— START EXCERPT TO READ —

Thursday, January 6, 2011
Know Your Beer Blogger
Beer bloggers writing about beer blogging and beer bloggers is about the most indulgent thing you can do, but who else reads these things anyway? To prove there is literally no beginning to my originality, I present smallbeer's guide to the various species of beer bloggers that may be found making their home in the dense undergrowth of the webbynet.
Anyone who reads beer blogs, or blogs devoted to any subject really, quickly realizes that an abundance of motives, character flaws and mental illnesses drive people to write these things. This typology is in no way complete. I have omitted the most boring categories: namely those smart, witty, balanced folk who regularly turn out delightfully entertaining blogs with some true insights. And you may not find many bloggers who totally conform to each species, but admit it, we all know people who fit these descriptions to an extent. We may even recognize ourselves somewhere in this motley bunch...
The Narcissist
These fey folk stare longingly into their beer glasses, transfixed and in awe at the beauty of their own reflected images, haloed in lovely yellow bubbles. Beer is an accessory designed to display the captivating plumage of their own impeccable tastes. Often sad inside, they intersperse cutting-edge beer reports with appeals to their followers for love, attention and affirmation.

— END EXCERPT TO READ —
— START RAW DATA —

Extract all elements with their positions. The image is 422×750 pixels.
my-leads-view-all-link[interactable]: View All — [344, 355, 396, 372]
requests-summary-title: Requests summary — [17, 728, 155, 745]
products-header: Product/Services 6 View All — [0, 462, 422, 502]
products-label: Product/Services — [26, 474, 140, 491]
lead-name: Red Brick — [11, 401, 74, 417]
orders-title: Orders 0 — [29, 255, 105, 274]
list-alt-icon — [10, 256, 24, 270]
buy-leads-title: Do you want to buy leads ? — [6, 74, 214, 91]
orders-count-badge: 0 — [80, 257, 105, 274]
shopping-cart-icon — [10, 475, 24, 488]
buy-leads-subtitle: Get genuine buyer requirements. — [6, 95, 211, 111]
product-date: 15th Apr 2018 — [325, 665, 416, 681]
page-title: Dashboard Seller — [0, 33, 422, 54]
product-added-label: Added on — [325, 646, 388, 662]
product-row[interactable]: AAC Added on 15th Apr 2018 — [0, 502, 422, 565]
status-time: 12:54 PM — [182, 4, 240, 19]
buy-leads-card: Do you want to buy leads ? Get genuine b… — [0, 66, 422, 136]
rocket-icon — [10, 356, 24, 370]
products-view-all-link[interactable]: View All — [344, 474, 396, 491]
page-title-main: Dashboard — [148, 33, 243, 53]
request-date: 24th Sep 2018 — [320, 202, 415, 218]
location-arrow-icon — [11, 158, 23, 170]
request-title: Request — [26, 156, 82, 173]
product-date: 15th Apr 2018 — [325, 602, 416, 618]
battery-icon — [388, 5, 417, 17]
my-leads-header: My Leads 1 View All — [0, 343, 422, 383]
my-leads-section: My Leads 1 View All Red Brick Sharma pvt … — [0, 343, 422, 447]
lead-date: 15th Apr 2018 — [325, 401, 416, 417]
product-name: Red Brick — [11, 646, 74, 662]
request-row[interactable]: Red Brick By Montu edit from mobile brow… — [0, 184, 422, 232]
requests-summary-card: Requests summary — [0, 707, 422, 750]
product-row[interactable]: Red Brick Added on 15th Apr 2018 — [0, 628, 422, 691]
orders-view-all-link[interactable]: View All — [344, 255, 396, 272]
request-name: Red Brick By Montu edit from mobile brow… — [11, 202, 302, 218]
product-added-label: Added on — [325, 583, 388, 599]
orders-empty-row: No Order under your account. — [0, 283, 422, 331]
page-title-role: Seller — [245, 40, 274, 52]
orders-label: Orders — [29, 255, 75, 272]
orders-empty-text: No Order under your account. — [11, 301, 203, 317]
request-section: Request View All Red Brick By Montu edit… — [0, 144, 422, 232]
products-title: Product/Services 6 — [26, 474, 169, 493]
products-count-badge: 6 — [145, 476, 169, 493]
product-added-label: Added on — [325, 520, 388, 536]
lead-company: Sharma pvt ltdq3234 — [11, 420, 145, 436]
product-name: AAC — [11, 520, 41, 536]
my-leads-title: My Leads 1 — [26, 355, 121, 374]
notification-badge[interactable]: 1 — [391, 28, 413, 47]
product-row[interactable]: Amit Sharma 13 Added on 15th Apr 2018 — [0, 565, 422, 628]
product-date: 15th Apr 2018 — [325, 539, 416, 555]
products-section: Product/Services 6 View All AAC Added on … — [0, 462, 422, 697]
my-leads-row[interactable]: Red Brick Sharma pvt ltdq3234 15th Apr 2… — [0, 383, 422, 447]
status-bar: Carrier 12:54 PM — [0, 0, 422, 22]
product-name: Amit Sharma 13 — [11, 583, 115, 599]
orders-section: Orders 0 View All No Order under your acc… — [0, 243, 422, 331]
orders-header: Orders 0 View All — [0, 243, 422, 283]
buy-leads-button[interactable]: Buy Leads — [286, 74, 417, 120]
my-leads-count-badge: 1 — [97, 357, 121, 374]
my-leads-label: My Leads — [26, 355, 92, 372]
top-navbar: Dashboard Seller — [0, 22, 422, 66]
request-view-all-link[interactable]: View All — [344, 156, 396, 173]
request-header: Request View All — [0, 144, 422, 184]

— END RAW DATA —

* _AIM 1_
In the beer blogger guide, which bloggers does the writer say were omitted as the most boring categories?
* _AIM 2_
Print the stretch of the beer blogger guide from "The Narcissist" through "attention and affirmation.".
The records come from a different source than the beer blogger guide.

* _EXPECTED ANSWER 1_
Those smart, witty, balanced folk who regularly turn out delightfully entertaining blogs with some true insights.

* _EXPECTED ANSWER 2_
The Narcissist
These fey folk stare longingly into their beer glasses, transfixed and in awe at the beauty of their own reflected images, haloed in lovely yellow bubbles. Beer is an accessory designed to display the captivating plumage of their own impeccable tastes. Often sad inside, they intersperse cutting-edge beer reports with appeals to their followers for love, attention and affirmation.